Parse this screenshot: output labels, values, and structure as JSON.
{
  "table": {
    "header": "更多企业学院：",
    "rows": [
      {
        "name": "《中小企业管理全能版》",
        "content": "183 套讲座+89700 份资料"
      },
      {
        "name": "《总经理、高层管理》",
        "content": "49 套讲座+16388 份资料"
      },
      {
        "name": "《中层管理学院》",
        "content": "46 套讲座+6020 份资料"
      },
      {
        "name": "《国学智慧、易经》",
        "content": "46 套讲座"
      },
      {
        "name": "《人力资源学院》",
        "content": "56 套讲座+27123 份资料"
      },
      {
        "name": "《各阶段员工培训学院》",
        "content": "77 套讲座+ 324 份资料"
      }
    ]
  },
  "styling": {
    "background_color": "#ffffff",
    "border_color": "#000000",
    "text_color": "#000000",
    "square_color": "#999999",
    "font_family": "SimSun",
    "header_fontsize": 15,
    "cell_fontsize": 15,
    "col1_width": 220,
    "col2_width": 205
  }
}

═══

- _Objective_: Write down all the entries again without a single difference.

- _Written answer_:
Parse this screenshot: output labels, values, and structure as JSON.
{
  "table": {
    "header": "更多企业学院：",
    "rows": [
      {
        "name": "《中小企业管理全能版》",
        "content": "183 套讲座+89700 份资料"
      },
      {
        "name": "《总经理、高层管理》",
        "content": "49 套讲座+16388 份资料"
      },
      {
        "name": "《中层管理学院》",
        "content": "46 套讲座+6020 份资料"
      },
      {
        "name": "《国学智慧、易经》",
        "content": "46 套讲座"
      },
      {
        "name": "《人力资源学院》",
        "content": "56 套讲座+27123 份资料"
      },
      {
        "name": "《各阶段员工培训学院》",
        "content": "77 套讲座+ 324 份资料"
      }
    ]
  },
  "styling": {
    "background_color": "#ffffff",
    "border_color": "#000000",
    "text_color": "#000000",
    "square_color": "#999999",
    "font_family": "SimSun",
    "header_fontsize": 15,
    "cell_fontsize": 15,
    "col1_width": 220,
    "col2_width": 205
  }
}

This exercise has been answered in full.